_Written exercise 1_
In the listing below, update the lines starting at the one containing "7 Years xyxy=(368,104,377,109)" and ending at the one containing "7 Years xyxy=(557,132,566,137)" by replacing "3 Years" with "Three Years" and changing nothing else. Return only those lines.

_Supplied passage_
%%

Community-Led Efforts to Create Safe Communities: Diversity, Dialogues, and Directions for Moving Forward

Back to Spring 2021: Volume 110, Number 1

By Valerie Lemmie, Kathy Quick, and Brian N. Williams

Introduction

How can community groups and governmental organizations – with their disparate kinds of knowledge, experiences, and values – work together on mutual concerns about safety? Readers of this journal need no reminder of the saliency of this question. Communities across this nation and the globe seek safe spaces in which people can actualize their fullest potential. Residents, law enforcement professionals, and community and government leaders seemingly have a mutual interest in public safety, so there should be opportunities to act in complementary ways to create safe communities. Yet, community members increasingly question public institutions’ legitimacy, with many distrusting their government, particularly local police. Officer-involved shootings, accusations of police misconduct, and social movements such as Black Lives Matter are constantly in the news.

Many community members see disparate treatment and feel unsafe around police, which disconnects and divides them from government and fuels mistrust. Police feel called to serve and protect the community, even to the extent of placing their own safety at risk, and increasingly experience public distrust and resentment about how they do their job. Relationship-building is often recommended as a path forward from this morass. Still, it is hard to have a dialogue about the issues and options because people are divided on what the priorities are for safety, fearful of one another, and doubtful that there is a way forward. We do not want to overstate these problems, nor to conclude that community members’ and law enforcement professionals’ attitudes are necessarily in conflict with each other, but rather to acknowledge that these conflicts and tensions make complementary action increasingly difficult.

Civic engagement opportunities around public safety are problematic, promising, and faced with many obstacles. All parties—community members and public officials—know they need each other to create communities where everyone feels safe. Here, we share lessons from one surprisingly hopeful effort: a series of learning exchanges about public safety held in 2018 at the Kettering Foundation in Dayton, Ohio.

All 39 of the participants had been part of some prior dialogues about community-police relationships. By their own accounts, these dialogues were refreshingly different in that they emerged feeling respected, hopeful, and renewed in their commitments. Thus, they are a microcosm of what might be gained – under certain conditions – through deep dialogue. In this article, we share some lessons learned about using deliberation to reach new understandings of why some people don’t feel safe and how to address these fears.  We found new relationships and ideas for complementary actions to co-create safer communities, seeing this not just as the job of police, but as a job for the entire community.

Design of Dialogues

A few aspects of our learning exchanges seem especially relevant to the positive and unexpected outcomes we experienced. Our convener, the Kettering Foundation, has researched democratic problem-solving and the co-production of public goods by community members and public institutions for more than 40 years. The personal, professional, and research knowledge each of the three authors and the Foundation bring to this work helped inform these dialogues. The Kettering Foundation also has a long history of convening groups to engage in extended, deliberative dialogue for mutual learning through shared inquiry. Our sessions were guided by a set of questions about how the participants had been experimenting with community-led efforts to create safe communities. We asked what they had tried, why they did what they did, how it was working, what they were learning, and what they wanted to try next.

%%

_Given information_

%%

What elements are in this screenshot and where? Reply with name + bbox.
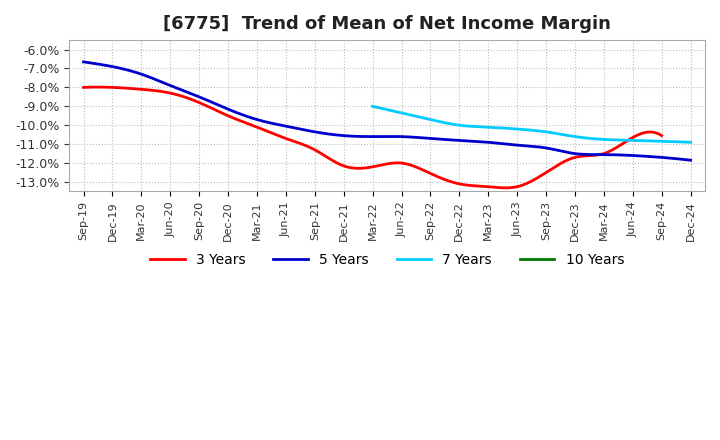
7 Years xyxy=(368,104,377,109)
3 Years xyxy=(423,169,432,175)
7 Years xyxy=(636,138,645,143)
7 Years xyxy=(557,132,565,137)
5 Years xyxy=(451,137,459,143)
5 Years xyxy=(441,137,449,142)
7 Years xyxy=(657,139,665,144)
3 Years xyxy=(435,175,444,180)
3 Years xyxy=(570,155,579,160)
Line: 7 Years: 7 Years xyxy=(372,106,690,142)
5 Years xyxy=(686,158,695,163)
5 Years xyxy=(81,59,90,65)
3 Years xyxy=(500,185,509,191)
5 Years xyxy=(79,59,88,65)
3 Years xyxy=(657,133,666,138)
3 Years xyxy=(607,148,616,153)
5 Years xyxy=(438,137,447,142)
3 Years xyxy=(93,84,102,90)
7 Years xyxy=(686,139,695,145)
3 Years xyxy=(79,85,88,90)
3 Years xyxy=(426,170,434,176)
7 Years xyxy=(557,132,566,137)
5 Years xyxy=(591,152,600,157)
3 Years xyxy=(81,84,90,90)
Title: [6775]  Trend of Mean of Net Income Margin: [6775] Trend of Mean of Net Income Margi… xyxy=(163,15,611,33)
7 Years xyxy=(563,133,572,138)
Line: 5 Years: 5 Years xyxy=(84,62,690,160)
7 Years xyxy=(369,104,378,109)
Legend: 3 Years, 5 Years, 7 Years, 10 Years: 3 Years, 5 Years, 7 Years, 10 Years xyxy=(145,247,629,272)
5 Years xyxy=(629,153,638,158)
Line: 3 Years: 3 Years xyxy=(84,87,662,188)
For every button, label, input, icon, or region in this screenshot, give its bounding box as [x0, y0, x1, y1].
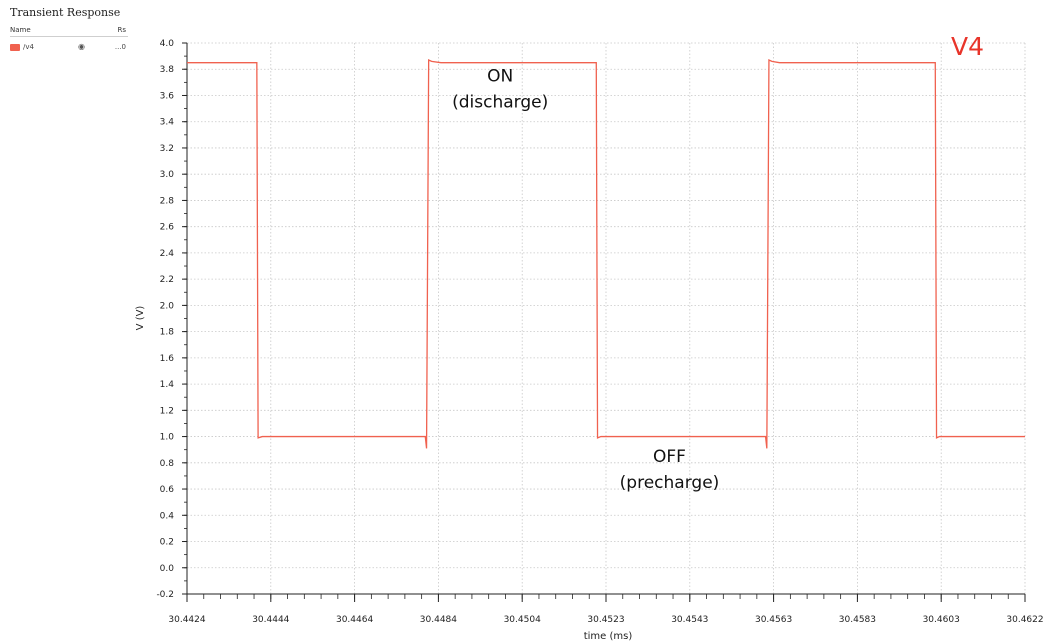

%%

_Written exercise 2_
Return the passage from the article on community-led safety efforts above, starting at "Introduction" and ending at "in the news.", copied word for word.

_Expected output 1_
7 Years xyxy=(368,104,377,109)
Three Years xyxy=(423,169,432,175)
7 Years xyxy=(636,138,645,143)
7 Years xyxy=(557,132,565,137)
5 Years xyxy=(451,137,459,143)
5 Years xyxy=(441,137,449,142)
7 Years xyxy=(657,139,665,144)
Three Years xyxy=(435,175,444,180)
Three Years xyxy=(570,155,579,160)
Line: 7 Years: 7 Years xyxy=(372,106,690,142)
5 Years xyxy=(686,158,695,163)
5 Years xyxy=(81,59,90,65)
Three Years xyxy=(500,185,509,191)
5 Years xyxy=(79,59,88,65)
Three Years xyxy=(657,133,666,138)
Three Years xyxy=(607,148,616,153)
5 Years xyxy=(438,137,447,142)
Three Years xyxy=(93,84,102,90)
7 Years xyxy=(686,139,695,145)
Three Years xyxy=(79,85,88,90)
Three Years xyxy=(426,170,434,176)
7 Years xyxy=(557,132,566,137)

_Expected output 2_
Introduction

How can community groups and governmental organizations – with their disparate kinds of knowledge, experiences, and values – work together on mutual concerns about safety? Readers of this journal need no reminder of the saliency of this question. Communities across this nation and the globe seek safe spaces in which people can actualize their fullest potential. Residents, law enforcement professionals, and community and government leaders seemingly have a mutual interest in public safety, so there should be opportunities to act in complementary ways to create safe communities. Yet, community members increasingly question public institutions’ legitimacy, with many distrusting their government, particularly local police. Officer-involved shootings, accusations of police misconduct, and social movements such as Black Lives Matter are constantly in the news.